Collected data entries:
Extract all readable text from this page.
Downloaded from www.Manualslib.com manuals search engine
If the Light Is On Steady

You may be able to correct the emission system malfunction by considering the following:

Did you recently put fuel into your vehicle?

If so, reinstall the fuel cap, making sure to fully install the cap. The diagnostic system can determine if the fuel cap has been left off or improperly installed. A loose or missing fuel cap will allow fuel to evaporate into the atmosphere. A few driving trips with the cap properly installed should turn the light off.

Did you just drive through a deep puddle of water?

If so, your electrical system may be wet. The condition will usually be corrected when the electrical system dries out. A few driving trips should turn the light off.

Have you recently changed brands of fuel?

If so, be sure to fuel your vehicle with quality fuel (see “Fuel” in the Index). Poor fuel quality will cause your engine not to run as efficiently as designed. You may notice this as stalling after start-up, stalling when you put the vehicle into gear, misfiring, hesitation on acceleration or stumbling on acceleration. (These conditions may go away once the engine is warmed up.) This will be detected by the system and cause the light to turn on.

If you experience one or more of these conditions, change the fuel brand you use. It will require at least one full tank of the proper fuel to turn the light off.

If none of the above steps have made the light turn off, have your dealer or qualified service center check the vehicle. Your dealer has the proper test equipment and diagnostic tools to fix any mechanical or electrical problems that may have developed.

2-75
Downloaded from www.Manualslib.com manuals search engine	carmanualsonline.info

### Given problem:
Write out every entry exactly as given.

### Answer below:
Extract all readable text from this page.
Downloaded from www.Manualslib.com manuals search engine
If the Light Is On Steady

You may be able to correct the emission system malfunction by considering the following:

Did you recently put fuel into your vehicle?

If so, reinstall the fuel cap, making sure to fully install the cap. The diagnostic system can determine if the fuel cap has been left off or improperly installed. A loose or missing fuel cap will allow fuel to evaporate into the atmosphere. A few driving trips with the cap properly installed should turn the light off.

Did you just drive through a deep puddle of water?

If so, your electrical system may be wet. The condition will usually be corrected when the electrical system dries out. A few driving trips should turn the light off.

Have you recently changed brands of fuel?

If so, be sure to fuel your vehicle with quality fuel (see “Fuel” in the Index). Poor fuel quality will cause your engine not to run as efficiently as designed. You may notice this as stalling after start-up, stalling when you put the vehicle into gear, misfiring, hesitation on acceleration or stumbling on acceleration. (These conditions may go away once the engine is warmed up.) This will be detected by the system and cause the light to turn on.

If you experience one or more of these conditions, change the fuel brand you use. It will require at least one full tank of the proper fuel to turn the light off.

If none of the above steps have made the light turn off, have your dealer or qualified service center check the vehicle. Your dealer has the proper test equipment and diagnostic tools to fix any mechanical or electrical problems that may have developed.

2-75
Downloaded from www.Manualslib.com manuals search engine	carmanualsonline.info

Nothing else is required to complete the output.